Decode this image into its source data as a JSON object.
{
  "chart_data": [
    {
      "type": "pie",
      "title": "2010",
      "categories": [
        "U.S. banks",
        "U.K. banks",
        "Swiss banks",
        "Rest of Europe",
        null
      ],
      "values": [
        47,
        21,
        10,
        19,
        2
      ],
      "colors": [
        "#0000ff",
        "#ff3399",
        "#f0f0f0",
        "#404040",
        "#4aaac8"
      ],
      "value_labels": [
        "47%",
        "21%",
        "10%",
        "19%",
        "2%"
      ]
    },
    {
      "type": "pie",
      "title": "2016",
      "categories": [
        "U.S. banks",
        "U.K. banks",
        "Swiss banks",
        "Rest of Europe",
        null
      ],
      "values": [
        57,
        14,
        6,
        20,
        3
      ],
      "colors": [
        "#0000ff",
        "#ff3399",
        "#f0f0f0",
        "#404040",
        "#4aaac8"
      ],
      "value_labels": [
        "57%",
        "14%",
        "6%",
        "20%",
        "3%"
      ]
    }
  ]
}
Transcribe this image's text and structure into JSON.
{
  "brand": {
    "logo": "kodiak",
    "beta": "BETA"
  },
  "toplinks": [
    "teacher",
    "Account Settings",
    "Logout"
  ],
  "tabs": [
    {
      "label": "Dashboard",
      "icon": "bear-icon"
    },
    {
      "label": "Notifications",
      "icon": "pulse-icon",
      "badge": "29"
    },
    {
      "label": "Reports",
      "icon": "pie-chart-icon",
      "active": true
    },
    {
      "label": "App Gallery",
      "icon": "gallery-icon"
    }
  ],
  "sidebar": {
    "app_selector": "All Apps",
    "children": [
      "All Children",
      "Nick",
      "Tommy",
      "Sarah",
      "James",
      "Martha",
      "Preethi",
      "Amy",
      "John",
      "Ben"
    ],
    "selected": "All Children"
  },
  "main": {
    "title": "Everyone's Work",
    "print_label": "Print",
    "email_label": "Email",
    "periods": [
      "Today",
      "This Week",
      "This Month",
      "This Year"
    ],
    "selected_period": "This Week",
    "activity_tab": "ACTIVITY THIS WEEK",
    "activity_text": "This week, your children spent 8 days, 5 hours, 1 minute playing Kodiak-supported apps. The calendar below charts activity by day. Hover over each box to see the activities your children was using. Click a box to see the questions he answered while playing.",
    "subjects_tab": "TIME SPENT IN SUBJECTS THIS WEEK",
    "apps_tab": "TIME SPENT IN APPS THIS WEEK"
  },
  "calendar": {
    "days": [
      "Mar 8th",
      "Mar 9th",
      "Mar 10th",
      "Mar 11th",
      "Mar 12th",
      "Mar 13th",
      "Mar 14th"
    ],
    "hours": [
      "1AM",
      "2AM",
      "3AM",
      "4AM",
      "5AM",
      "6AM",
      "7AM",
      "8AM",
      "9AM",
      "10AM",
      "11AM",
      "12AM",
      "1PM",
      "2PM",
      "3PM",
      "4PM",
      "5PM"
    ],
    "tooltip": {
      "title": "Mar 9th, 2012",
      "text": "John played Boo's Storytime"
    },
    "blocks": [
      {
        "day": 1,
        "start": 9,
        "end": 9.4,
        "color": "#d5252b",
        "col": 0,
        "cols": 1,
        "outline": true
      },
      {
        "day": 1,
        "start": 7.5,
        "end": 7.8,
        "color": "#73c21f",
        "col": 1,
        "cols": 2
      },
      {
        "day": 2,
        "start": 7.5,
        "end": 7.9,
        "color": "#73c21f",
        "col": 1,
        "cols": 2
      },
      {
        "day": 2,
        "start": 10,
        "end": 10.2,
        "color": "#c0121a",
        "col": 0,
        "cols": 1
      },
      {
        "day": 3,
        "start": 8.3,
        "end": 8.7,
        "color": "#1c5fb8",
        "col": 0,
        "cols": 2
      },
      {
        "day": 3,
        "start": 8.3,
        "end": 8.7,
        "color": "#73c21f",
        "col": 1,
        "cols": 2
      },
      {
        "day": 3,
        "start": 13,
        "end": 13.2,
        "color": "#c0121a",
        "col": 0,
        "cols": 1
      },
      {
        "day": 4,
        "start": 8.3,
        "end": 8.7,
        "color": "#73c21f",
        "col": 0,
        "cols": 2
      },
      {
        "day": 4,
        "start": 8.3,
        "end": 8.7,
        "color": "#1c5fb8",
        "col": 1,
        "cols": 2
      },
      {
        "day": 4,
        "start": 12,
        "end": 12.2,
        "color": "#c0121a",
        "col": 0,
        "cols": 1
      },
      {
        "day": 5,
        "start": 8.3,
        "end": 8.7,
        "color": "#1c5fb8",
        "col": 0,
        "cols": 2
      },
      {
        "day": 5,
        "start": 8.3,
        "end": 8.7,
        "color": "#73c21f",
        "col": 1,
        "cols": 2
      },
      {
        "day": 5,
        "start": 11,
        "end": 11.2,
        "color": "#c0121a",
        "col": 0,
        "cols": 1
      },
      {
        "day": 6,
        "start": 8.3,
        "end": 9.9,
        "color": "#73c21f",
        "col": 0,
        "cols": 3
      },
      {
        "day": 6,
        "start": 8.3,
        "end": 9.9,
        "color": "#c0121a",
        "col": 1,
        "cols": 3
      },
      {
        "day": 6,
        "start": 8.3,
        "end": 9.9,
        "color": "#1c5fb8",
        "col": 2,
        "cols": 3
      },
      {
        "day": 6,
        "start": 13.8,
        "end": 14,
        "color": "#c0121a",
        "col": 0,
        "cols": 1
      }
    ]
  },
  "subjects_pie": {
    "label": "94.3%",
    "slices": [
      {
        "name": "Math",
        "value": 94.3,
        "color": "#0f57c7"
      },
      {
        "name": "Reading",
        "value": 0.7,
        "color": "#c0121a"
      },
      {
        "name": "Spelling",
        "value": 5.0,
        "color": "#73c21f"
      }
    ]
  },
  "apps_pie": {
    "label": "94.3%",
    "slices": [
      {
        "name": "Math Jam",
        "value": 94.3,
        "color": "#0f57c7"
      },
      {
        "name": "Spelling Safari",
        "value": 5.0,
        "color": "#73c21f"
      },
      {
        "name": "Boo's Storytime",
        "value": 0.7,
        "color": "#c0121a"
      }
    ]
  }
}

* _What you will do_: Pick out and copy every line that contains the word "days".

* _Written response_:
    "activity_text": "This week, your children spent 8 days, 5 hours, 1 minute playing Kodiak-supported apps. The calendar below charts activity by day. Hover over each box to see the activities your children was using. Click a box to see the questions he answered while playing.",
    "days": [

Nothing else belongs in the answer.